Your task: Return every line below in which "ventilator" appears.

(Dataset entries)
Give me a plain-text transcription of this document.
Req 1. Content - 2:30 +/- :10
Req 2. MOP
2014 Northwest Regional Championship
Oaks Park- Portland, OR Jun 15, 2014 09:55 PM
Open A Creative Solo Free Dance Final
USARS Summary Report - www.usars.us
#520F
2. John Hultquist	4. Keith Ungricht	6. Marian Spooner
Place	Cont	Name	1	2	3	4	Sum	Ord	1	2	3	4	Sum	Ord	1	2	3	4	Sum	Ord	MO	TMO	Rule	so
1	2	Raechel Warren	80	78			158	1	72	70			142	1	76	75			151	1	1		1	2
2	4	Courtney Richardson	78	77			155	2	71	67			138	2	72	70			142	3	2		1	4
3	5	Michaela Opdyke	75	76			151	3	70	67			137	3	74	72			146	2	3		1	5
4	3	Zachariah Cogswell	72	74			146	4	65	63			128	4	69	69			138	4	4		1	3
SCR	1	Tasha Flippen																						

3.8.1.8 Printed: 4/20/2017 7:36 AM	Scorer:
...
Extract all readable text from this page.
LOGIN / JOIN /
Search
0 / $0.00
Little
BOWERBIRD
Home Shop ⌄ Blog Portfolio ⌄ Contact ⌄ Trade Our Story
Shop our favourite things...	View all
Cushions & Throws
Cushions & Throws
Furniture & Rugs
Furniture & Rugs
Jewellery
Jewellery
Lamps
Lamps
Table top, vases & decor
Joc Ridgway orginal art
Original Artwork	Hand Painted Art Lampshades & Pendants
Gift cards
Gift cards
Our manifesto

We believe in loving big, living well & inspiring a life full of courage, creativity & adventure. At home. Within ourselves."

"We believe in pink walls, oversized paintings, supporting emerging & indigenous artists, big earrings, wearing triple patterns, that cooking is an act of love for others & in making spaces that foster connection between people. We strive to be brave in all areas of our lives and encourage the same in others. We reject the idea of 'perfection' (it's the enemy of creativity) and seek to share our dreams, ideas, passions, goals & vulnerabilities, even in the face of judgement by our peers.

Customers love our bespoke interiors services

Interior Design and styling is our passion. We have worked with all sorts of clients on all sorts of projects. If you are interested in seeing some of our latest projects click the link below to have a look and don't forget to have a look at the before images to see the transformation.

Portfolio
* * *
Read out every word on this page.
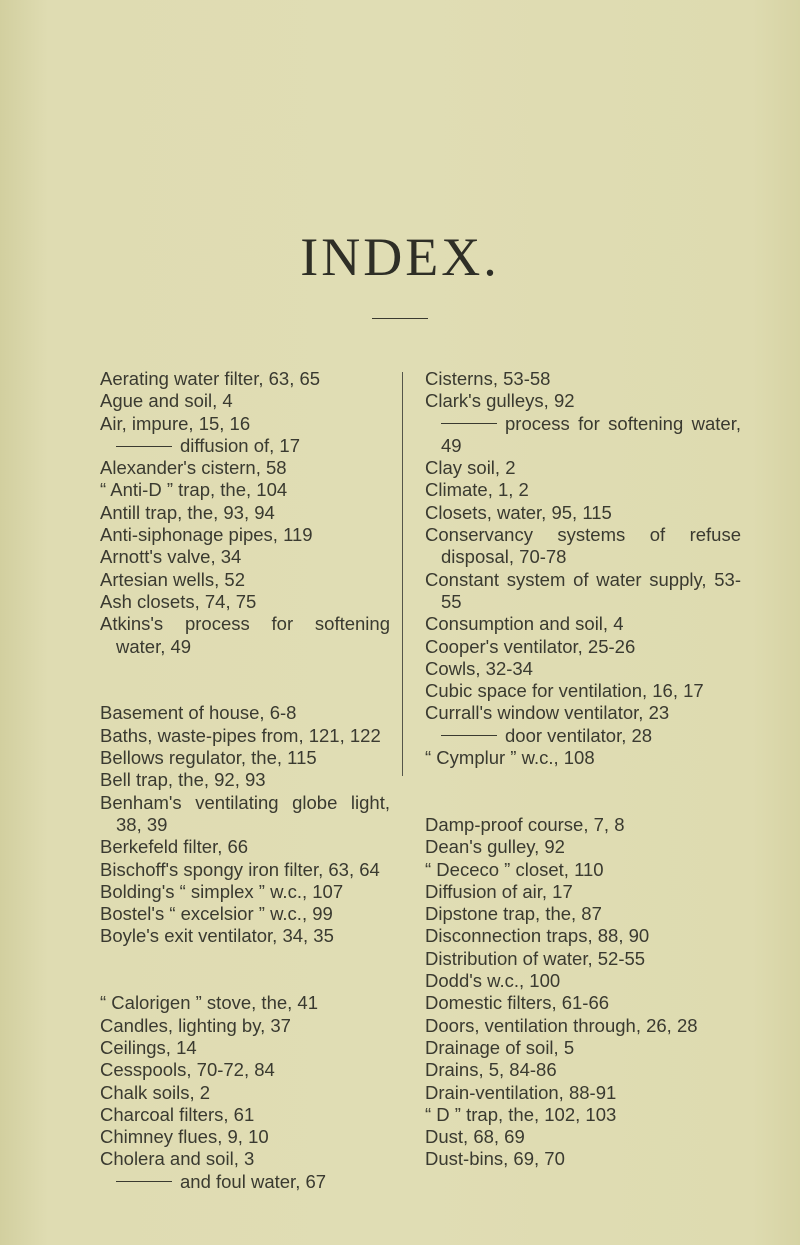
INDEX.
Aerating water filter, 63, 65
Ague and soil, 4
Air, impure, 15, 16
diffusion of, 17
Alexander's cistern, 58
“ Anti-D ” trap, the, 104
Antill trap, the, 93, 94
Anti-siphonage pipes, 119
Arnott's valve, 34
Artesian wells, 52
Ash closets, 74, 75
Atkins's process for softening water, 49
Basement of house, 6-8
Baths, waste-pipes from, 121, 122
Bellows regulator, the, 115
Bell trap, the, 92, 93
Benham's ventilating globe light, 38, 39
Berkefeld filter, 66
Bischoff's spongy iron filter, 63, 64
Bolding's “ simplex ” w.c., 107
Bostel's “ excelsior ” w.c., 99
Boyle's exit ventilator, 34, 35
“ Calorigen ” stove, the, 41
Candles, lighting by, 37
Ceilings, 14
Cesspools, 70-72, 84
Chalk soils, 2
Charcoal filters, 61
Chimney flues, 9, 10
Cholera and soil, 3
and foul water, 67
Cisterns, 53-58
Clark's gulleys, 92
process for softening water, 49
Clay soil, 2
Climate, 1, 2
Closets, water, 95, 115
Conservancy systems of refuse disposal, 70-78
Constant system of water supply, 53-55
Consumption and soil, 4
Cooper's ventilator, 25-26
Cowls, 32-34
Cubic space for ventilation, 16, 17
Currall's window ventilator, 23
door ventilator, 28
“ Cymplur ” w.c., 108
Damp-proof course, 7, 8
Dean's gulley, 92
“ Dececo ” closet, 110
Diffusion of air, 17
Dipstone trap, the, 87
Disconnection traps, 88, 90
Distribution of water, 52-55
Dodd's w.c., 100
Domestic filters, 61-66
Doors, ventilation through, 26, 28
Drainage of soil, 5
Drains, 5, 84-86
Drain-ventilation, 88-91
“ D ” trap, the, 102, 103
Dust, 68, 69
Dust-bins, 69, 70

Task output:
Boyle's exit ventilator, 34, 35
Cooper's ventilator, 25-26
Currall's window ventilator, 23
door ventilator, 28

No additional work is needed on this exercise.